What the exercise asks: Copy each of the following rows word for word, keeping every character, number, and bracket as it appears.

[Element and box listings]

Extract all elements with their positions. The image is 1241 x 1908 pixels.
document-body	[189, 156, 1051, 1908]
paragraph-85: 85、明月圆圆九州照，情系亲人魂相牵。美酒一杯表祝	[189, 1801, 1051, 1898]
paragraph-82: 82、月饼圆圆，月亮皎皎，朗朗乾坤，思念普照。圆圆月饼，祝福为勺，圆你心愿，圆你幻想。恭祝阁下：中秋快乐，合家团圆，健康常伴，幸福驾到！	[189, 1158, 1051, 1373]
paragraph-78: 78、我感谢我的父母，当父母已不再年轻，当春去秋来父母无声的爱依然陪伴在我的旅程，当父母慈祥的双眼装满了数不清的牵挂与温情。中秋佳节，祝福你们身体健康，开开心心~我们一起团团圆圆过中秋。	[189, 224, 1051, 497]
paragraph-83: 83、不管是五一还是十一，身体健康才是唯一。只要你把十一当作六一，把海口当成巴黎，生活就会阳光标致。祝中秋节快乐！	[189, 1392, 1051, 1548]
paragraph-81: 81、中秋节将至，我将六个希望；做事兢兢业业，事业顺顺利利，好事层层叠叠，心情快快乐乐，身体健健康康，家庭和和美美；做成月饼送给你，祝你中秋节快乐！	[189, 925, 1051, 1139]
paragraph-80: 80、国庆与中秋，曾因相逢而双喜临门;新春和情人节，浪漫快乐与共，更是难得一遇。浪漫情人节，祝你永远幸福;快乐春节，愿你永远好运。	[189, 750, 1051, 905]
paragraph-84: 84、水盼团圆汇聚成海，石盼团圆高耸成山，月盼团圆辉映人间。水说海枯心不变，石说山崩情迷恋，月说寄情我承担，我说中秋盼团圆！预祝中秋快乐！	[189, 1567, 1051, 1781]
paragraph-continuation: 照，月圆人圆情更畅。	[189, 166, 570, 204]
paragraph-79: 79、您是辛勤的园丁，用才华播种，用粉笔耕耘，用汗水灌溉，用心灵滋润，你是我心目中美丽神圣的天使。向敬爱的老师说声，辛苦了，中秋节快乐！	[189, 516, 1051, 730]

Task response:
Extract all elements with their positions. The image is 1241 x 1908 pixels.
document-body	[189, 156, 1051, 1908]
paragraph-85: 85、明月圆圆九州照，情系亲人魂相牵。美酒一杯表祝	[189, 1801, 1051, 1898]
paragraph-82: 82、月饼圆圆，月亮皎皎，朗朗乾坤，思念普照。圆圆月饼，祝福为勺，圆你心愿，圆你幻想。恭祝阁下：中秋快乐，合家团圆，健康常伴，幸福驾到！	[189, 1158, 1051, 1373]
paragraph-78: 78、我感谢我的父母，当父母已不再年轻，当春去秋来父母无声的爱依然陪伴在我的旅程，当父母慈祥的双眼装满了数不清的牵挂与温情。中秋佳节，祝福你们身体健康，开开心心~我们一起团团圆圆过中秋。	[189, 224, 1051, 497]
paragraph-83: 83、不管是五一还是十一，身体健康才是唯一。只要你把十一当作六一，把海口当成巴黎，生活就会阳光标致。祝中秋节快乐！	[189, 1392, 1051, 1548]
paragraph-81: 81、中秋节将至，我将六个希望；做事兢兢业业，事业顺顺利利，好事层层叠叠，心情快快乐乐，身体健健康康，家庭和和美美；做成月饼送给你，祝你中秋节快乐！	[189, 925, 1051, 1139]
paragraph-80: 80、国庆与中秋，曾因相逢而双喜临门;新春和情人节，浪漫快乐与共，更是难得一遇。浪漫情人节，祝你永远幸福;快乐春节，愿你永远好运。	[189, 750, 1051, 905]
paragraph-84: 84、水盼团圆汇聚成海，石盼团圆高耸成山，月盼团圆辉映人间。水说海枯心不变，石说山崩情迷恋，月说寄情我承担，我说中秋盼团圆！预祝中秋快乐！	[189, 1567, 1051, 1781]
paragraph-continuation: 照，月圆人圆情更畅。	[189, 166, 570, 204]
paragraph-79: 79、您是辛勤的园丁，用才华播种，用粉笔耕耘，用汗水灌溉，用心灵滋润，你是我心目中美丽神圣的天使。向敬爱的老师说声，辛苦了，中秋节快乐！	[189, 516, 1051, 730]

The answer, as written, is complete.